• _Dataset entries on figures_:
============================================================
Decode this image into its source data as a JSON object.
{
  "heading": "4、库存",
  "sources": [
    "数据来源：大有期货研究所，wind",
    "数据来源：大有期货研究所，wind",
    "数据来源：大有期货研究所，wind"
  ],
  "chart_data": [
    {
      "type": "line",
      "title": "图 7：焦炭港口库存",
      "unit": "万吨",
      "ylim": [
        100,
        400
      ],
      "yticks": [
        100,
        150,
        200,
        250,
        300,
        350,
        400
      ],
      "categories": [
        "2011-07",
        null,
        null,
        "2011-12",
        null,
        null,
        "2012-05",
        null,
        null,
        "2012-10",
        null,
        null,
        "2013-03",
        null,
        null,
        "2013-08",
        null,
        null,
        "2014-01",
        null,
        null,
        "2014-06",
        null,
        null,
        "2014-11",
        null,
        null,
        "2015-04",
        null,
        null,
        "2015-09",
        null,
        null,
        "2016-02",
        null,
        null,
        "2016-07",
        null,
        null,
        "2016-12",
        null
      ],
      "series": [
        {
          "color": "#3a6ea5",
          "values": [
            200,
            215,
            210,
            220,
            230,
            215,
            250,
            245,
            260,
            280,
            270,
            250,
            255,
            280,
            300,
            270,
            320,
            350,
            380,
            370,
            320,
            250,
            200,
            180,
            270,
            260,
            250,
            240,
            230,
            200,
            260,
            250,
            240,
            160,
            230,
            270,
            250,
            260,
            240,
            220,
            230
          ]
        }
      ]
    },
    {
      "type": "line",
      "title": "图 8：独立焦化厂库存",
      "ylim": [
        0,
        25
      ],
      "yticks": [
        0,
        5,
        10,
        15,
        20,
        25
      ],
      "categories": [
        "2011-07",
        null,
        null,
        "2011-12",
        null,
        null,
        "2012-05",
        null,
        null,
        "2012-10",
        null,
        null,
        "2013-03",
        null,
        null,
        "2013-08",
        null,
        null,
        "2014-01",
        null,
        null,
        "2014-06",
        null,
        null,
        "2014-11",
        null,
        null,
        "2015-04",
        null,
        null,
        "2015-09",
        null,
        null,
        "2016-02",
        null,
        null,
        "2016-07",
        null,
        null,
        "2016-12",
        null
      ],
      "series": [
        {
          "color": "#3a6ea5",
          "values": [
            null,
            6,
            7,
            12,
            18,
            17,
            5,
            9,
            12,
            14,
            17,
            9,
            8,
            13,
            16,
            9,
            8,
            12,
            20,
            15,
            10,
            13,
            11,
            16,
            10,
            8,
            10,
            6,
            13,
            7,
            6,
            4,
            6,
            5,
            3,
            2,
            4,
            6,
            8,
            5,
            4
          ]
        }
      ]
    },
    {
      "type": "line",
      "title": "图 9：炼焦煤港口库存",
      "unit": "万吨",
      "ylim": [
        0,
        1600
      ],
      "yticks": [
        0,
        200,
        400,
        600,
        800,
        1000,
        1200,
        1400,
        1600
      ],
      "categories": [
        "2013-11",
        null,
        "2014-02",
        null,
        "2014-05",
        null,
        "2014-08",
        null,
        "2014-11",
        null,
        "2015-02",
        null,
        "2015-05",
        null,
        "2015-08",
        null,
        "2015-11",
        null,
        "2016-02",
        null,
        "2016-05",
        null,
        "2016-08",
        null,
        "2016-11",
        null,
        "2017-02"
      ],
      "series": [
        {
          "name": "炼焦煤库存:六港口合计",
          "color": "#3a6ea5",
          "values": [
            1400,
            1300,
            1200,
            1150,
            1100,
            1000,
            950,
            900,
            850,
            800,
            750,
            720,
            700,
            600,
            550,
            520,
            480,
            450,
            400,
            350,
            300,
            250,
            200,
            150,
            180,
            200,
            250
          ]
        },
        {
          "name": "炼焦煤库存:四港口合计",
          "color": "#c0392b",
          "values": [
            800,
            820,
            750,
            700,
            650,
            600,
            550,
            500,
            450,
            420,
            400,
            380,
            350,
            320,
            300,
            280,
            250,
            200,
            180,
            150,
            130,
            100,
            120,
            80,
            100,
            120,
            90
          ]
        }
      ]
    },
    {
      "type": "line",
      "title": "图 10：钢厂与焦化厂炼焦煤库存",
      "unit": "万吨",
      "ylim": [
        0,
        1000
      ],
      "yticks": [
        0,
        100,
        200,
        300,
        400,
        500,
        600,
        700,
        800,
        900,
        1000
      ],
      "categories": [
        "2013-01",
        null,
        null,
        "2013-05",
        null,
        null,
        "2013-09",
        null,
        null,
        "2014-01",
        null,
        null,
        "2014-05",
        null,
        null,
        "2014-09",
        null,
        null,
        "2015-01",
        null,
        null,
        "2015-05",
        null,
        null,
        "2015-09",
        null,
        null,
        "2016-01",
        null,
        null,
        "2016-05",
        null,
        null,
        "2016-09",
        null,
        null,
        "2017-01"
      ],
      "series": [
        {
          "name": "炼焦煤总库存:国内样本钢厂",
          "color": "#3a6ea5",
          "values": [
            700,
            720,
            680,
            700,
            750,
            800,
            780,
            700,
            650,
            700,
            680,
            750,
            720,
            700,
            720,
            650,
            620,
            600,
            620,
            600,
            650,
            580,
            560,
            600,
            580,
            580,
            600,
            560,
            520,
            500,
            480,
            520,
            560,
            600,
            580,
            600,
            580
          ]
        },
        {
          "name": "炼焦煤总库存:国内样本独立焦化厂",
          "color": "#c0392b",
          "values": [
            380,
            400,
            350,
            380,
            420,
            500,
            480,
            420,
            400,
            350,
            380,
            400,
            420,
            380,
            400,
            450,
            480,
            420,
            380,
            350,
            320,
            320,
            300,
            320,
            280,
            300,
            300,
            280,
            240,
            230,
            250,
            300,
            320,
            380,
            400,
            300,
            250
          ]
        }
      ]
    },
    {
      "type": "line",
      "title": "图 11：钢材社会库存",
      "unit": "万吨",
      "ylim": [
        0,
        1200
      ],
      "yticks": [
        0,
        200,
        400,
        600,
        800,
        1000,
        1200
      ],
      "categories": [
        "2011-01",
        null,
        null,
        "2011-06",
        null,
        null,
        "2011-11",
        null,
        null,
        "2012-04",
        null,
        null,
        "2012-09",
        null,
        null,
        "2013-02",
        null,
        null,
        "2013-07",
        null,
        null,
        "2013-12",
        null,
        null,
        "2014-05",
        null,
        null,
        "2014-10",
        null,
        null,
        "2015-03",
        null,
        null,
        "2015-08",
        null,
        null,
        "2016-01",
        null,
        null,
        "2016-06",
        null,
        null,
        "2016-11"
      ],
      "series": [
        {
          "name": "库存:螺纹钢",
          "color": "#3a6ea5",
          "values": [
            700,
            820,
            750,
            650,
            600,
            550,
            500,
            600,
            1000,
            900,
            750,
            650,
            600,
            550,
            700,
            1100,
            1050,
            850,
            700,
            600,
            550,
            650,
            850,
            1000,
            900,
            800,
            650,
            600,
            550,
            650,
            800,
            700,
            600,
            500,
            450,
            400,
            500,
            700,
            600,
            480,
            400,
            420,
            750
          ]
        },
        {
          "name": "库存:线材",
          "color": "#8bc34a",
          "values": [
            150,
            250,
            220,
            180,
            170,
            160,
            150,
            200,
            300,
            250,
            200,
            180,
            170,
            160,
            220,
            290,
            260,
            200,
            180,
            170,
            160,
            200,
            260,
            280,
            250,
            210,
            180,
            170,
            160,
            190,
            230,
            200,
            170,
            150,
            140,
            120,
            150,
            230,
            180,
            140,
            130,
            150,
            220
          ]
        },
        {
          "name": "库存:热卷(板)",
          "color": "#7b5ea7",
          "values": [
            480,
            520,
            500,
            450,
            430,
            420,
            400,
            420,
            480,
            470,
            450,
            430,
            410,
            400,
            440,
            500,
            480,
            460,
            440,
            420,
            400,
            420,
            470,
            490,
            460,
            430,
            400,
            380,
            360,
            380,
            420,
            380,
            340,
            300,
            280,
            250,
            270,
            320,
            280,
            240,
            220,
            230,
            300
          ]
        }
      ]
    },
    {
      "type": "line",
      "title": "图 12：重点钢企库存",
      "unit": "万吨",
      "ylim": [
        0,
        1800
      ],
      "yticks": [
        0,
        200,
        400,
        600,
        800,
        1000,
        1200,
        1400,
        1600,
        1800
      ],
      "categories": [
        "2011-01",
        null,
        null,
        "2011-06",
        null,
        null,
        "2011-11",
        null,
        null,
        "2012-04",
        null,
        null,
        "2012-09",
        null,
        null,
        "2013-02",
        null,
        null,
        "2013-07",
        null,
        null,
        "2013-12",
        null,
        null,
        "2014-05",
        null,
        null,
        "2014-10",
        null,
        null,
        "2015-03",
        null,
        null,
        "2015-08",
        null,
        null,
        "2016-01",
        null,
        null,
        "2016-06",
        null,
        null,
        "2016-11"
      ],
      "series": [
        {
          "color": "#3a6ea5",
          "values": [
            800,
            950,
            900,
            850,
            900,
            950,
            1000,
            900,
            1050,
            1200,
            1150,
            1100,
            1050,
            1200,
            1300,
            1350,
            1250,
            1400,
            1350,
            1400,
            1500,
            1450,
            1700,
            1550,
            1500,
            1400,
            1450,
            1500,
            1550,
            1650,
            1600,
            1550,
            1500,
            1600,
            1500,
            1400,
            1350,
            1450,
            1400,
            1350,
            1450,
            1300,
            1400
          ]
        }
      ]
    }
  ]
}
============================================================
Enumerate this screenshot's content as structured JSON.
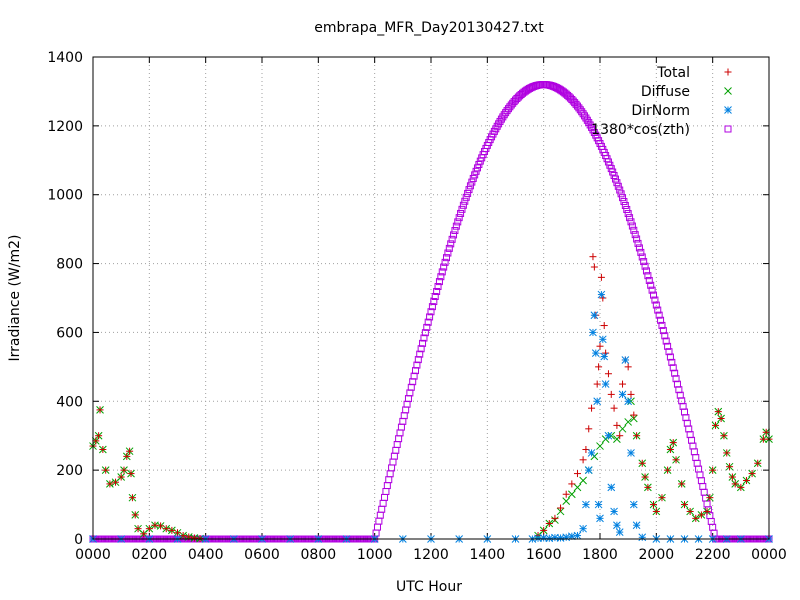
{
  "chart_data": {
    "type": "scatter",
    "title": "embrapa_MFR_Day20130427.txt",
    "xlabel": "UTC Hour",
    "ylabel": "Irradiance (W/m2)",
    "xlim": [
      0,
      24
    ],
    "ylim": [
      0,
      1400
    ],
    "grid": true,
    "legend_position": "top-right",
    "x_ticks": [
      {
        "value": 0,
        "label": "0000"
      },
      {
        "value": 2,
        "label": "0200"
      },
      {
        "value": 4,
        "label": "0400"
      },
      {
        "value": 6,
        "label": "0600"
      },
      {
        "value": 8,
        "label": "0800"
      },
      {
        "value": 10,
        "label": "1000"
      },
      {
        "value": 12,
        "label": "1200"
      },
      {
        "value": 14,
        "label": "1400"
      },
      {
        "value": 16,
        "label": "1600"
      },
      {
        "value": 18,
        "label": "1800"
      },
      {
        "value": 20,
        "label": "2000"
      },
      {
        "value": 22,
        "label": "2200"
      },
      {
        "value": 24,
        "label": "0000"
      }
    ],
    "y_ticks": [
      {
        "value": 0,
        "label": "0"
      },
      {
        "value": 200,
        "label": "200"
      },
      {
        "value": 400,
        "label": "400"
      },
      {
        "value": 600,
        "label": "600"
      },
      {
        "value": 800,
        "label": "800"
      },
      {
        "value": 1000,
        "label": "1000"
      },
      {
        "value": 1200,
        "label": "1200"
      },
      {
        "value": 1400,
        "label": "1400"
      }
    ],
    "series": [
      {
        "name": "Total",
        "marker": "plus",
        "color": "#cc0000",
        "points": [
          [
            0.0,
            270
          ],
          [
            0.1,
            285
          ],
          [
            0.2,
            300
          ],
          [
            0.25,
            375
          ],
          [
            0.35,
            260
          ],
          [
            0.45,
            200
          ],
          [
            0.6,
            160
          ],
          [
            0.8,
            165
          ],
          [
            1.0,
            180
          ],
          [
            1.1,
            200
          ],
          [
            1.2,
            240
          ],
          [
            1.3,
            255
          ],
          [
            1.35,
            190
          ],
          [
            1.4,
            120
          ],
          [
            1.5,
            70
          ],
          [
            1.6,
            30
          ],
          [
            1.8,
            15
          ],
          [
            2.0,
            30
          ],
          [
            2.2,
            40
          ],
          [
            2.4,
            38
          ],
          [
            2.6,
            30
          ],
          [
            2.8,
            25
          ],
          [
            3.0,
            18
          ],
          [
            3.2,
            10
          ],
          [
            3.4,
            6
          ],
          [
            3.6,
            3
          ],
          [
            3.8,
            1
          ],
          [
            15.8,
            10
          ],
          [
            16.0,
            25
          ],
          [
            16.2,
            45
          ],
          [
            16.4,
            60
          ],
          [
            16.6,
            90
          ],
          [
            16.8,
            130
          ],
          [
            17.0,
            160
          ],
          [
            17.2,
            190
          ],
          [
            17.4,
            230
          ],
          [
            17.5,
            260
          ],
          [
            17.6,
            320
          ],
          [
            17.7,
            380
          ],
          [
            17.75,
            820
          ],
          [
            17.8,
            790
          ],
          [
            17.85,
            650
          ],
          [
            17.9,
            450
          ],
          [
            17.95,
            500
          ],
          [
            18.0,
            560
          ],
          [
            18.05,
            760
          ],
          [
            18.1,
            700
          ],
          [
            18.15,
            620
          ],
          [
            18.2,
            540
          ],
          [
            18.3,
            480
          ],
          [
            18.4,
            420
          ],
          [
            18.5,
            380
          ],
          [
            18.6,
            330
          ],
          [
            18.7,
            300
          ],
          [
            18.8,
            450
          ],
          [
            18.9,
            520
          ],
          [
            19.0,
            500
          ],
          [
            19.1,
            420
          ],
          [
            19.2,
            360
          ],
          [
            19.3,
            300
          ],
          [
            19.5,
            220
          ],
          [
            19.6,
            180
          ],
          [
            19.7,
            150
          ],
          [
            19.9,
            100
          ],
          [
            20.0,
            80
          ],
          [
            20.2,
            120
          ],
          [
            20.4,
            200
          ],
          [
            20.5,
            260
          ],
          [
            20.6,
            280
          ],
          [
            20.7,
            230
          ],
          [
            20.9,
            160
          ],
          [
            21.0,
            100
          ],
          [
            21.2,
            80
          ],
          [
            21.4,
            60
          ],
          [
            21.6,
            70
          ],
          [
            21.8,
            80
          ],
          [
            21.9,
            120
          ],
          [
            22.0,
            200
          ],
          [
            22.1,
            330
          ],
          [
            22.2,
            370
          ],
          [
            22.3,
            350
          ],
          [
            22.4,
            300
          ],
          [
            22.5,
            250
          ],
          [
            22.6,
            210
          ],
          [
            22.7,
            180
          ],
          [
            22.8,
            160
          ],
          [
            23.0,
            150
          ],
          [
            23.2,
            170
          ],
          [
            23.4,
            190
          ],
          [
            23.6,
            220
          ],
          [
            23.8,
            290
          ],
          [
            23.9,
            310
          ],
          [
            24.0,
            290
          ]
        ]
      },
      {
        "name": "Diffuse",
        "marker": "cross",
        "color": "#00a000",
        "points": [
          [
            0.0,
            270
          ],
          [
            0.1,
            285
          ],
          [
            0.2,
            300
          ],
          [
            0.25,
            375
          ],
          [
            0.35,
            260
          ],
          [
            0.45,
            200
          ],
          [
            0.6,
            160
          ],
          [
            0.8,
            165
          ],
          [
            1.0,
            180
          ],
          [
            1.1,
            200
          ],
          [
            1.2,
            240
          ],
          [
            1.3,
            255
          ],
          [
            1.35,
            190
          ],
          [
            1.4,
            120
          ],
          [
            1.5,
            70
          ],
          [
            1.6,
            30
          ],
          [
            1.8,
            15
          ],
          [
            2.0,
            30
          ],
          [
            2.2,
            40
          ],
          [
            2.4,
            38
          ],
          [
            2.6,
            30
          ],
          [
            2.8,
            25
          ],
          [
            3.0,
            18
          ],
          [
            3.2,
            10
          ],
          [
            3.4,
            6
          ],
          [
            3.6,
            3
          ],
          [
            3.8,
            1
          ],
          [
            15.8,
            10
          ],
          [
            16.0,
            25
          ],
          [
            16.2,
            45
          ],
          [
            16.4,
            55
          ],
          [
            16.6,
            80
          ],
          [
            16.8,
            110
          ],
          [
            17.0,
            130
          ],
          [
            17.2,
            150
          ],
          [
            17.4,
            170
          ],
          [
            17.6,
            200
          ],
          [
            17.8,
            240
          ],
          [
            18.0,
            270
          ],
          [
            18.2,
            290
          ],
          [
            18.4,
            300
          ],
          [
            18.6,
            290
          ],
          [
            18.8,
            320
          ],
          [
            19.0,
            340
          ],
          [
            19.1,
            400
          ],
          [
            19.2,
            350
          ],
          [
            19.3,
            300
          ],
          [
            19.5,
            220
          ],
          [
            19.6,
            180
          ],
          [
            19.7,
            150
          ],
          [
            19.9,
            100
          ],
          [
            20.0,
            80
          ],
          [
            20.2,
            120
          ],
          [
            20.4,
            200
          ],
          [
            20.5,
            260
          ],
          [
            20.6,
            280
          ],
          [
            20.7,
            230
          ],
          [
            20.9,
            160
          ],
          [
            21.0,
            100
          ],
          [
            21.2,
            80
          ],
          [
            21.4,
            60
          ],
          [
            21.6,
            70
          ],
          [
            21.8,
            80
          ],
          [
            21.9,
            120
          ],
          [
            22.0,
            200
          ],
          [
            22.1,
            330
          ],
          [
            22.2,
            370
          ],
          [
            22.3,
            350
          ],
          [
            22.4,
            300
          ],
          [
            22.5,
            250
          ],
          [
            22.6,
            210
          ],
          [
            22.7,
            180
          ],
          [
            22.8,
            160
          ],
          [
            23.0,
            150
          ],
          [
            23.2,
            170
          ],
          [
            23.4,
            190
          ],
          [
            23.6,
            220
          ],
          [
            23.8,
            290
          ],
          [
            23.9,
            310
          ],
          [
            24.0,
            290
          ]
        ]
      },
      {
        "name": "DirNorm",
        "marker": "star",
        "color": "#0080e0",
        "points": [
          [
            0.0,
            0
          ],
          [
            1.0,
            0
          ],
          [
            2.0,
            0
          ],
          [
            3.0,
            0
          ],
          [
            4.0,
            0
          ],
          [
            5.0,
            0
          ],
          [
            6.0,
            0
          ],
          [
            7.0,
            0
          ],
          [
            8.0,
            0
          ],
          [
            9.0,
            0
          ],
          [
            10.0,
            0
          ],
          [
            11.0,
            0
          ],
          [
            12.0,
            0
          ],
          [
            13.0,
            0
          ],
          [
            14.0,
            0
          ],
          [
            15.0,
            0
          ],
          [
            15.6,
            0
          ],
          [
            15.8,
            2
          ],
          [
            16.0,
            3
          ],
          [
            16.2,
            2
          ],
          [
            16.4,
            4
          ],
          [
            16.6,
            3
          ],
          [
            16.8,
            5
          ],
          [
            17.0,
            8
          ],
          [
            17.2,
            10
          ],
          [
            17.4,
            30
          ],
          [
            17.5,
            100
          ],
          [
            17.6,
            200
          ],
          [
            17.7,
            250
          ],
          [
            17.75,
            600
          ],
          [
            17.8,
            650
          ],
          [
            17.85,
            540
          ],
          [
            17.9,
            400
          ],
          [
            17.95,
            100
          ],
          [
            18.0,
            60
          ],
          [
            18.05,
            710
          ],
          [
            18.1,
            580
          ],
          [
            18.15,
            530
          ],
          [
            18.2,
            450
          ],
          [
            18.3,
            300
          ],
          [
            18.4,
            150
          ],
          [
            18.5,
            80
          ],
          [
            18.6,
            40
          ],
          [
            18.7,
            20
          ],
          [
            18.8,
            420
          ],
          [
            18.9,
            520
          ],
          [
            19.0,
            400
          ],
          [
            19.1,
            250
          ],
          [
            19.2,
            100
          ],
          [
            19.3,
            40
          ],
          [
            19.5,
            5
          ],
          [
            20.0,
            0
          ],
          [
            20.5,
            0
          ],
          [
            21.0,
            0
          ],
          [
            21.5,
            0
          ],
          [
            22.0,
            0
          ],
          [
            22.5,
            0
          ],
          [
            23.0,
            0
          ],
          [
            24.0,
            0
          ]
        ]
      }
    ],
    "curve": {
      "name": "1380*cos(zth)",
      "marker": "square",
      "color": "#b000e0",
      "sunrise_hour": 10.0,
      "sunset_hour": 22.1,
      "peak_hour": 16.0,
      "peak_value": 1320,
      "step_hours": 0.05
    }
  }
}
============================================================
• _WRITTEN TASK_:
From the entries above, extract each line containing "name".

• _FINAL RESULT_:
          "name": "炼焦煤库存:六港口合计",
          "name": "炼焦煤库存:四港口合计",
          "name": "炼焦煤总库存:国内样本钢厂",
          "name": "炼焦煤总库存:国内样本独立焦化厂",
          "name": "库存:螺纹钢",
          "name": "库存:线材",
          "name": "库存:热卷(板)",
        "name": "Total",
        "name": "Diffuse",
        "name": "DirNorm",
      "name": "1380*cos(zth)",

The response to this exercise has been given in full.